» Aim 1: In the IoT networking text below, condense the paragraph beginning "Both the Nova Labs and the leading alternatives" into a short bulleted list that keeps its main facts.
» Aim 2: Carry the IoT networking text below forward, picking up after its final sentence.

» Text provided:

========================================================================

The demand for wireless networking technologies that are capable of supporting the exponentially rising number of Internet of Things (IoT) devices (estimated to be 18 billion in 2022 ) has led to the development of several viable solutions in various stages of deployment; some commercial, and others open source; some well established, others start-up.

Nova Labs (formerly known as Helium Network)  is one of the leading wireless networks that has been specifically deployed for the support of low-power IoT devices . But it is important to remember that the IoT market is heterogeneous, with IoT devices, infrastructure, chipsets and modules driving the development and rapid deployment of a variety of networks.

This article will answer the question “What are the alternatives to Nova/Helium Network?” profiling 5 key competitor networksand wireless technologies that are making similar inroads into the Internet of Things market. We will also include the network specifications and frequency bands for these wireless technologies and provide examples of suitable external antennas and wireless equipment.

Helium Alternatives

What are the alternatives to the Nova Labs/Helium Network?

Both the Nova Labs and the leading alternatives have taken novel approaches to the provision of wireless networking for the Internet of Things. Widespread adoption of infrastructural and transformative IoT projects and solutions is currently significantly limited by the availability of bandwidth for secure high-speed data transfer. The demand for robust and secure networking solutions that can consistently support IoT connections is more than can be met by the current conventional and largely centralized methods of networking and computing.

Newer wireless networking technologies are using an Ad Hoc or HetNet approach to supporting IoT connections. The key types network being utilized by IoT include:

  1. Wireless Sensor Networks: These networks are composed of individual autonomous devices (nodes) that carry sensors. The sensors will transmit data on their environmental conditions asynchronously to a central hub to facilitate remote monitoring.
  2. Mobile Wireless Sensor Networks: These are sensor networks where the nodes are mobile.
  3. Mobile Ad Hoc Networks (MANETs): the nodes in this type of network are wirelessly linked mobile routers that can receive and forward data while moving around.
  4. Peer-to-Peer (P2P) Networks: Peer-to-peer networks consist of a variety of privately operated gateways which can be used for the transfer of IoT data.

========================================================================

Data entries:

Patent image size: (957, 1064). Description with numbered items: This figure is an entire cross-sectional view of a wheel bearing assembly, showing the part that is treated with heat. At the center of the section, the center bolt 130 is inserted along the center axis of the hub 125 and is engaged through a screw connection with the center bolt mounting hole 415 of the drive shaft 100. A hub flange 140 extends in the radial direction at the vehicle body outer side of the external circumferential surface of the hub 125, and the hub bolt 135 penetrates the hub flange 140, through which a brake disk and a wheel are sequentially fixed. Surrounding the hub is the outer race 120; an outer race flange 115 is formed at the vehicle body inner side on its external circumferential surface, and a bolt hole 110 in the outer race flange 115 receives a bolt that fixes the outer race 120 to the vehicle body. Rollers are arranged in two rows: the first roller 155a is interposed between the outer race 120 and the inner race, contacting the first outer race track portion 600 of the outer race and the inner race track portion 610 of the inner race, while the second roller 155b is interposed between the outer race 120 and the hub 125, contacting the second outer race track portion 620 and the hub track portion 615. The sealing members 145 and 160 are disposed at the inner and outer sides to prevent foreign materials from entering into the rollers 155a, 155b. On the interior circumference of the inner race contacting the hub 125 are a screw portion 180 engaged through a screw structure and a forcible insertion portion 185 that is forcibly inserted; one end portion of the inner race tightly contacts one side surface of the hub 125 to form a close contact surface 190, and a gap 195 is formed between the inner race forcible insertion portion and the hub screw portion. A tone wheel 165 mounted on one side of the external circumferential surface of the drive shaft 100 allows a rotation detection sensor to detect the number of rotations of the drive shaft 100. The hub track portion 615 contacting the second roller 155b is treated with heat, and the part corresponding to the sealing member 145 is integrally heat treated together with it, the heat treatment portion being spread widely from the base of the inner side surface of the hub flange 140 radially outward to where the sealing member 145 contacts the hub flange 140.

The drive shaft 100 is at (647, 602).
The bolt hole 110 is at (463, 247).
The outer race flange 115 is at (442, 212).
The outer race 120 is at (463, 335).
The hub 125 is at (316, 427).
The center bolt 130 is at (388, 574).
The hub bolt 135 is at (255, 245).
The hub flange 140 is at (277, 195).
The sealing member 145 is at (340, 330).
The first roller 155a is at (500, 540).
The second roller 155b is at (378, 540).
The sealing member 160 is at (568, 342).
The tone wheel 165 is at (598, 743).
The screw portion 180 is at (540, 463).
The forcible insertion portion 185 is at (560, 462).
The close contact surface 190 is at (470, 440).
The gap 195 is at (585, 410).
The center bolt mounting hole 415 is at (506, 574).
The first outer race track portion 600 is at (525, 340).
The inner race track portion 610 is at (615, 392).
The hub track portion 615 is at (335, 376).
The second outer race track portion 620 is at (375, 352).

========================================================================

» Written reply 1:
- Nova Labs and its leading alternatives have taken new approaches to wireless networking for the Internet of Things.
- Wide adoption of infrastructural and transformative IoT projects is currently limited by the bandwidth available for secure, high-speed data transfer.
- Demand for robust, secure networking that can consistently support IoT connections exceeds what current conventional, largely centralized networking and computing can provide.

» Written reply 2:
About the Nova Labs/Helium Network

Nova Labs, formerly known as Helium Network or The People's Network is rapidly differentiating itself as one of the world's largest distributed wireless networks, operating on a peer-to-peer basis to provide wireless connectivity for a wide range of Internet of Things (IoT) applications. Peer to Peer

Nova's decentralized approach to low-power, long-range wide-area networking is widely recognized as being a novel, disruptive approach that has the potential to change how wireless networking services are delivered long-term. With more than 40K hotspots spanning 1000 cities in the US, as well as the UK, Europe, and Asia, its expansion since 2013 has been remarkable. Nova is now a recognizable wireless network provider supporting a growing number of IoT and sensor-based commercial products. It is a consumer-facing brand that is becoming well known for providing IoT services and is stimulating consumer adoption of LoRa Gateways.

Nova/Helium is one of the first peer-to-peer wireless networks in the world. It uses LoRaWAN (itself a proprietary networking technology) to provide a mesh network composed of privately owned and operated gateways that can transfer the data of participating IoT devices.

Helium is also distinctive because the owners of the gateways are remunerated for providing their service using a cryptocurrency, The Helium Token, which is underpinned by Helium Blockchain and a robust system of verification for participating gateways.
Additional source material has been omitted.